Records from a collection of figures
------------------------

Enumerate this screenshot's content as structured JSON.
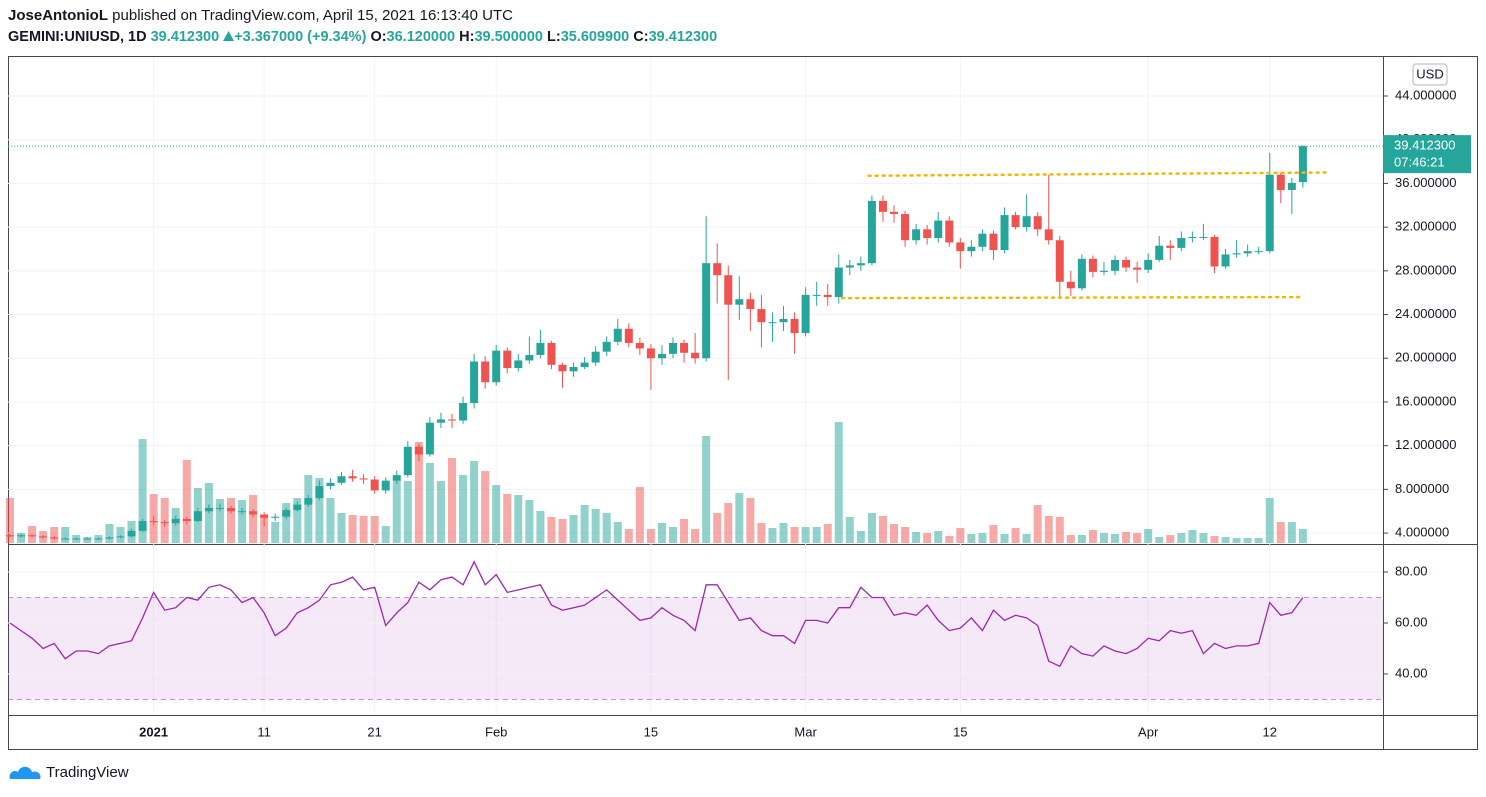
{
  "header": {
    "author": "JoseAntonioL",
    "published": "published on TradingView.com, April 15, 2021 16:13:40 UTC",
    "symbol": "GEMINI:UNIUSD, 1D",
    "last": "39.412300",
    "change": "+3.367000 (+9.34%)",
    "o_label": "O:",
    "o": "36.120000",
    "h_label": "H:",
    "h": "39.500000",
    "l_label": "L:",
    "l": "35.609900",
    "c_label": "C:",
    "c": "39.412300"
  },
  "chart_data": {
    "type": "candlestick",
    "currency": "USD",
    "up_color": "#26a69a",
    "down_color": "#ef5350",
    "open": [
      3.8,
      3.7,
      3.8,
      3.7,
      3.6,
      3.5,
      3.5,
      3.5,
      3.5,
      3.5,
      3.6,
      3.7,
      4.2,
      5.1,
      5.0,
      4.9,
      5.3,
      5.1,
      6.0,
      6.3,
      6.3,
      6.0,
      6.0,
      5.7,
      5.4,
      5.5,
      6.1,
      6.6,
      7.2,
      8.3,
      8.6,
      9.2,
      9.0,
      8.9,
      7.9,
      8.8,
      9.3,
      11.9,
      11.2,
      14.1,
      14.4,
      14.3,
      15.9,
      19.7,
      17.8,
      20.7,
      19.1,
      19.8,
      20.3,
      21.4,
      19.4,
      18.8,
      19.2,
      19.6,
      20.6,
      21.5,
      22.7,
      21.4,
      20.9,
      20.0,
      20.4,
      21.4,
      20.5,
      20.0,
      28.7,
      27.6,
      24.9,
      25.4,
      24.5,
      23.3,
      23.3,
      23.6,
      22.3,
      25.8,
      25.8,
      25.6,
      28.3,
      28.5,
      28.7,
      34.4,
      33.4,
      33.2,
      30.8,
      31.8,
      31.0,
      32.6,
      30.6,
      29.8,
      30.2,
      31.4,
      29.9,
      33.1,
      32.0,
      33.0,
      31.8,
      30.8,
      27.0,
      26.4,
      29.1,
      27.9,
      28.0,
      29.0,
      28.3,
      28.1,
      29.0,
      30.3,
      30.1,
      31.0,
      31.1,
      31.1,
      28.4,
      29.5,
      29.6,
      29.8,
      29.8,
      36.8,
      35.4,
      36.12
    ],
    "high": [
      3.9,
      3.9,
      3.9,
      3.8,
      3.7,
      3.6,
      3.6,
      3.6,
      3.6,
      3.7,
      3.8,
      4.4,
      5.3,
      5.6,
      5.2,
      5.6,
      5.5,
      6.3,
      6.6,
      6.7,
      6.5,
      6.3,
      6.2,
      5.9,
      5.8,
      6.3,
      6.9,
      7.5,
      8.8,
      9.0,
      9.6,
      9.8,
      9.4,
      9.2,
      9.1,
      9.7,
      12.4,
      12.2,
      14.6,
      15.0,
      14.9,
      16.5,
      20.4,
      20.2,
      21.2,
      21.0,
      20.4,
      22.0,
      22.6,
      21.6,
      19.6,
      19.6,
      20.1,
      21.1,
      22.0,
      23.6,
      23.2,
      21.9,
      21.3,
      21.2,
      21.9,
      21.7,
      22.3,
      33.0,
      30.5,
      28.5,
      27.5,
      26.0,
      25.8,
      24.2,
      24.8,
      24.2,
      26.5,
      27.0,
      26.8,
      29.5,
      29.0,
      29.3,
      34.9,
      34.9,
      34.0,
      33.5,
      32.3,
      32.2,
      33.4,
      33.0,
      31.0,
      30.8,
      31.8,
      31.7,
      33.8,
      33.4,
      35.0,
      33.4,
      36.8,
      31.2,
      28.0,
      29.5,
      29.4,
      28.8,
      29.4,
      29.3,
      28.8,
      29.6,
      31.2,
      30.8,
      31.6,
      31.6,
      32.3,
      31.3,
      30.0,
      30.8,
      30.4,
      30.2,
      38.8,
      37.0,
      36.5,
      39.5
    ],
    "low": [
      3.6,
      3.6,
      3.6,
      3.5,
      3.4,
      3.4,
      3.4,
      3.4,
      3.4,
      3.4,
      3.5,
      3.6,
      4.1,
      4.7,
      4.6,
      4.7,
      4.8,
      5.0,
      5.8,
      6.0,
      5.8,
      5.7,
      5.4,
      4.6,
      5.1,
      5.3,
      6.0,
      6.4,
      7.0,
      8.0,
      8.4,
      8.7,
      8.5,
      7.6,
      7.6,
      8.5,
      9.1,
      10.6,
      11.0,
      13.6,
      13.6,
      14.0,
      15.4,
      17.2,
      17.5,
      18.6,
      18.8,
      19.5,
      20.0,
      19.0,
      17.3,
      18.3,
      19.0,
      19.3,
      20.2,
      21.2,
      21.0,
      20.3,
      17.1,
      19.4,
      20.0,
      19.6,
      19.5,
      19.7,
      25.0,
      18.0,
      23.5,
      22.5,
      21.0,
      21.5,
      22.5,
      20.4,
      22.0,
      24.8,
      24.8,
      25.0,
      27.6,
      28.0,
      28.5,
      32.5,
      32.4,
      30.2,
      30.4,
      30.4,
      30.6,
      30.2,
      28.2,
      29.3,
      29.8,
      29.0,
      29.6,
      31.8,
      31.6,
      31.2,
      30.4,
      25.6,
      25.7,
      26.2,
      27.4,
      27.6,
      27.6,
      27.9,
      26.9,
      27.8,
      28.8,
      29.0,
      29.8,
      30.6,
      30.8,
      27.8,
      28.2,
      29.2,
      29.3,
      29.5,
      29.6,
      34.2,
      33.2,
      35.61
    ],
    "close": [
      3.7,
      3.8,
      3.7,
      3.6,
      3.5,
      3.5,
      3.5,
      3.5,
      3.5,
      3.6,
      3.7,
      4.2,
      5.1,
      5.0,
      4.9,
      5.3,
      5.1,
      6.0,
      6.3,
      6.3,
      6.0,
      6.0,
      5.7,
      5.4,
      5.5,
      6.1,
      6.6,
      7.2,
      8.3,
      8.6,
      9.2,
      9.0,
      8.9,
      7.9,
      8.8,
      9.3,
      11.9,
      11.2,
      14.1,
      14.4,
      14.3,
      15.9,
      19.7,
      17.8,
      20.7,
      19.1,
      19.8,
      20.3,
      21.4,
      19.4,
      18.8,
      19.2,
      19.6,
      20.6,
      21.5,
      22.7,
      21.4,
      20.9,
      20.0,
      20.4,
      21.4,
      20.5,
      20.0,
      28.7,
      27.6,
      24.9,
      25.4,
      24.5,
      23.3,
      23.3,
      23.6,
      22.3,
      25.8,
      25.8,
      25.6,
      28.3,
      28.5,
      28.7,
      34.4,
      33.4,
      33.2,
      30.8,
      31.8,
      31.0,
      32.6,
      30.6,
      29.8,
      30.2,
      31.4,
      29.9,
      33.1,
      32.0,
      33.0,
      31.8,
      30.8,
      27.0,
      26.4,
      29.1,
      27.9,
      28.0,
      29.0,
      28.3,
      28.1,
      29.0,
      30.3,
      30.1,
      31.0,
      31.1,
      31.1,
      28.4,
      29.5,
      29.6,
      29.8,
      29.8,
      36.8,
      35.4,
      36.05,
      39.4123
    ],
    "volume": [
      45,
      10,
      17,
      12,
      16,
      16,
      8,
      6,
      8,
      19,
      16,
      22,
      104,
      49,
      45,
      35,
      83,
      55,
      60,
      44,
      45,
      43,
      48,
      27,
      21,
      40,
      45,
      68,
      65,
      45,
      30,
      28,
      27,
      27,
      17,
      63,
      62,
      101,
      80,
      62,
      85,
      68,
      82,
      72,
      58,
      49,
      48,
      43,
      32,
      26,
      24,
      28,
      38,
      34,
      30,
      21,
      14,
      56,
      14,
      20,
      16,
      24,
      14,
      107,
      30,
      40,
      50,
      45,
      20,
      15,
      20,
      16,
      16,
      16,
      19,
      121,
      26,
      12,
      30,
      27,
      19,
      16,
      11,
      10,
      12,
      7,
      15,
      9,
      10,
      18,
      9,
      15,
      9,
      38,
      27,
      26,
      8,
      8,
      13,
      10,
      9,
      11,
      10,
      14,
      6,
      8,
      10,
      13,
      10,
      7,
      6,
      5,
      5,
      5,
      45,
      21,
      21,
      14
    ],
    "xlim": [
      -0.18,
      124.25
    ],
    "xticks": [
      {
        "value": 13,
        "label": "2021"
      },
      {
        "value": 23,
        "label": "11"
      },
      {
        "value": 33,
        "label": "21"
      },
      {
        "value": 44,
        "label": "Feb"
      },
      {
        "value": 58,
        "label": "15"
      },
      {
        "value": 72,
        "label": "Mar"
      },
      {
        "value": 86,
        "label": "15"
      },
      {
        "value": 103,
        "label": "Apr"
      },
      {
        "value": 114,
        "label": "12"
      }
    ],
    "ylim": [
      3.09,
      47.57
    ],
    "yticks": [
      {
        "value": 4,
        "label": "4.000000"
      },
      {
        "value": 8,
        "label": "8.000000"
      },
      {
        "value": 12,
        "label": "12.000000"
      },
      {
        "value": 16,
        "label": "16.000000"
      },
      {
        "value": 20,
        "label": "20.000000"
      },
      {
        "value": 24,
        "label": "24.000000"
      },
      {
        "value": 28,
        "label": "28.000000"
      },
      {
        "value": 32,
        "label": "32.000000"
      },
      {
        "value": 36,
        "label": "36.000000"
      },
      {
        "value": 40,
        "label": "40.000000"
      },
      {
        "value": 44,
        "label": "44.000000"
      }
    ],
    "grid": true,
    "last_price_label": "39.412300",
    "countdown": "07:46:21",
    "trend_color": "#f7b500",
    "trend_lines": [
      {
        "x": [
          77.7,
          119.4
        ],
        "y": [
          36.7,
          37.0
        ]
      },
      {
        "x": [
          75.3,
          117.0
        ],
        "y": [
          25.5,
          25.6
        ]
      }
    ],
    "rsi": {
      "color": "#9c27b0",
      "band": [
        30,
        70
      ],
      "ylim": [
        23.9,
        90.6
      ],
      "yticks": [
        {
          "value": 40,
          "label": "40.00"
        },
        {
          "value": 60,
          "label": "60.00"
        },
        {
          "value": 80,
          "label": "80.00"
        }
      ],
      "values": [
        60,
        57,
        54,
        50,
        52,
        46,
        49,
        49,
        48,
        51,
        52,
        53,
        62,
        72,
        65,
        66,
        70,
        69,
        74,
        75,
        73,
        68,
        70,
        64,
        55,
        58,
        64,
        66,
        69,
        75,
        76,
        78,
        73,
        74,
        59,
        64,
        68,
        76,
        73,
        77,
        78,
        75,
        84,
        75,
        79,
        72,
        73,
        74,
        75,
        67,
        65,
        66,
        67,
        70,
        73,
        69,
        65,
        61,
        62,
        66,
        63,
        61,
        57,
        75,
        75,
        68,
        61,
        62,
        57,
        55,
        55,
        52,
        61,
        61,
        60,
        66,
        66,
        74,
        70,
        70,
        63,
        64,
        63,
        67,
        61,
        57,
        58,
        62,
        57,
        65,
        61,
        63,
        62,
        59,
        45,
        43,
        51,
        48,
        47,
        51,
        49,
        48,
        50,
        54,
        53,
        57,
        56,
        57,
        48,
        52,
        50,
        51,
        51,
        52,
        68,
        63,
        64,
        70
      ]
    }
  },
  "footer": {
    "brand": "TradingView"
  }
}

------------------------

## SHORT EXERCISE
Check each line of the entries above for the word "TradingView". List the ones that have it.

## RESPONSE BELOW
    "published": "published on TradingView.com, April 15, 2021 16:13:40 UTC",
    "brand": "TradingView"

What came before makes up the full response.